What to produce :: Return each line of the data below unchanged, please.
-- Records supplied follows --
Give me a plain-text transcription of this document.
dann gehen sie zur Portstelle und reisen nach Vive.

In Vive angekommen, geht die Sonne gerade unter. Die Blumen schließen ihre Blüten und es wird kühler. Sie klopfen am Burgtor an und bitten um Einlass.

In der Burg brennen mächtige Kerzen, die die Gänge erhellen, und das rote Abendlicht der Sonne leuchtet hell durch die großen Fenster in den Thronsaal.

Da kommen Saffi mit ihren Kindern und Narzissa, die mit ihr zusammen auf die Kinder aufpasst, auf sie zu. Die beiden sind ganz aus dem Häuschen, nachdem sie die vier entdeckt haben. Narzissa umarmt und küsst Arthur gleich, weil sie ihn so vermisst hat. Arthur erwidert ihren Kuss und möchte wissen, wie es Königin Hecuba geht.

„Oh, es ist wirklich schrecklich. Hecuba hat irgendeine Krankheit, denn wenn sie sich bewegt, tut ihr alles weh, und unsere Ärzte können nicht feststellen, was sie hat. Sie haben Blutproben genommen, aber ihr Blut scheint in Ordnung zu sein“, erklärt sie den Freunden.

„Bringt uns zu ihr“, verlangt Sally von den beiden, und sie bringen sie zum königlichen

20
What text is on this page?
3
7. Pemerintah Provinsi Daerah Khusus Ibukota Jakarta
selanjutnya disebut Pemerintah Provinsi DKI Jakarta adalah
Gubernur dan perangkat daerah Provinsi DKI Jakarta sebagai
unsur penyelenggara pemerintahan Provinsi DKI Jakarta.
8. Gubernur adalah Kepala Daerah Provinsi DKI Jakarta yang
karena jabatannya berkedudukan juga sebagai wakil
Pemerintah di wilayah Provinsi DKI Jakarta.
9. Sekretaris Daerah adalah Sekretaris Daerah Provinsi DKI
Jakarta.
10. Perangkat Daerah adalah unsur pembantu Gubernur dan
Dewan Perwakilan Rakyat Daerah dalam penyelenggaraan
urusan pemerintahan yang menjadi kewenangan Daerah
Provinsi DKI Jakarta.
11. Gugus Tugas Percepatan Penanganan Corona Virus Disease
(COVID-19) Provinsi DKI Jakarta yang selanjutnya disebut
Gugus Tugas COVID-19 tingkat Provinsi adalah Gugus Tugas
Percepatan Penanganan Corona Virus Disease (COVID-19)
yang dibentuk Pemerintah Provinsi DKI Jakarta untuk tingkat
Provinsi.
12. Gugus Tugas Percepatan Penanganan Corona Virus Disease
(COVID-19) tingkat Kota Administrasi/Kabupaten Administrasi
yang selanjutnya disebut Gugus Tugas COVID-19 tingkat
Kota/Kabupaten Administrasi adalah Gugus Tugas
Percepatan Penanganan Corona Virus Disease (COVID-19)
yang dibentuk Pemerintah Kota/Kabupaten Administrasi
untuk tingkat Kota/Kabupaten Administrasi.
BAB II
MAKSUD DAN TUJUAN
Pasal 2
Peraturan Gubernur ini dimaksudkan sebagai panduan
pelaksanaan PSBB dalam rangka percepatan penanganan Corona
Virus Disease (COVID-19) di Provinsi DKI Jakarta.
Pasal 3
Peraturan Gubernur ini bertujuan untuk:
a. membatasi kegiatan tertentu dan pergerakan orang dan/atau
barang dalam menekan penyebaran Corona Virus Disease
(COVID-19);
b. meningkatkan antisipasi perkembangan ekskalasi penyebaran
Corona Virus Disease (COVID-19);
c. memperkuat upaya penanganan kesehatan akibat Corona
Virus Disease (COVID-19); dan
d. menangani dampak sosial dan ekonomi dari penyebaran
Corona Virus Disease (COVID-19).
-- Records supplied concluded --
Result below ::
Give me a plain-text transcription of this document.
dann gehen sie zur Portstelle und reisen nach Vive.

In Vive angekommen, geht die Sonne gerade unter. Die Blumen schließen ihre Blüten und es wird kühler. Sie klopfen am Burgtor an und bitten um Einlass.

In der Burg brennen mächtige Kerzen, die die Gänge erhellen, und das rote Abendlicht der Sonne leuchtet hell durch die großen Fenster in den Thronsaal.

Da kommen Saffi mit ihren Kindern und Narzissa, die mit ihr zusammen auf die Kinder aufpasst, auf sie zu. Die beiden sind ganz aus dem Häuschen, nachdem sie die vier entdeckt haben. Narzissa umarmt und küsst Arthur gleich, weil sie ihn so vermisst hat. Arthur erwidert ihren Kuss und möchte wissen, wie es Königin Hecuba geht.

„Oh, es ist wirklich schrecklich. Hecuba hat irgendeine Krankheit, denn wenn sie sich bewegt, tut ihr alles weh, und unsere Ärzte können nicht feststellen, was sie hat. Sie haben Blutproben genommen, aber ihr Blut scheint in Ordnung zu sein“, erklärt sie den Freunden.

„Bringt uns zu ihr“, verlangt Sally von den beiden, und sie bringen sie zum königlichen

20
What text is on this page?
3
7. Pemerintah Provinsi Daerah Khusus Ibukota Jakarta
selanjutnya disebut Pemerintah Provinsi DKI Jakarta adalah
Gubernur dan perangkat daerah Provinsi DKI Jakarta sebagai
unsur penyelenggara pemerintahan Provinsi DKI Jakarta.
8. Gubernur adalah Kepala Daerah Provinsi DKI Jakarta yang
karena jabatannya berkedudukan juga sebagai wakil
Pemerintah di wilayah Provinsi DKI Jakarta.
9. Sekretaris Daerah adalah Sekretaris Daerah Provinsi DKI
Jakarta.
10. Perangkat Daerah adalah unsur pembantu Gubernur dan
Dewan Perwakilan Rakyat Daerah dalam penyelenggaraan
urusan pemerintahan yang menjadi kewenangan Daerah
Provinsi DKI Jakarta.
11. Gugus Tugas Percepatan Penanganan Corona Virus Disease
(COVID-19) Provinsi DKI Jakarta yang selanjutnya disebut
Gugus Tugas COVID-19 tingkat Provinsi adalah Gugus Tugas
Percepatan Penanganan Corona Virus Disease (COVID-19)
yang dibentuk Pemerintah Provinsi DKI Jakarta untuk tingkat
Provinsi.
12. Gugus Tugas Percepatan Penanganan Corona Virus Disease
(COVID-19) tingkat Kota Administrasi/Kabupaten Administrasi
yang selanjutnya disebut Gugus Tugas COVID-19 tingkat
Kota/Kabupaten Administrasi adalah Gugus Tugas
Percepatan Penanganan Corona Virus Disease (COVID-19)
yang dibentuk Pemerintah Kota/Kabupaten Administrasi
untuk tingkat Kota/Kabupaten Administrasi.
BAB II
MAKSUD DAN TUJUAN
Pasal 2
Peraturan Gubernur ini dimaksudkan sebagai panduan
pelaksanaan PSBB dalam rangka percepatan penanganan Corona
Virus Disease (COVID-19) di Provinsi DKI Jakarta.
Pasal 3
Peraturan Gubernur ini bertujuan untuk:
a. membatasi kegiatan tertentu dan pergerakan orang dan/atau
barang dalam menekan penyebaran Corona Virus Disease
(COVID-19);
b. meningkatkan antisipasi perkembangan ekskalasi penyebaran
Corona Virus Disease (COVID-19);
c. memperkuat upaya penanganan kesehatan akibat Corona
Virus Disease (COVID-19); dan
d. menangani dampak sosial dan ekonomi dari penyebaran
Corona Virus Disease (COVID-19).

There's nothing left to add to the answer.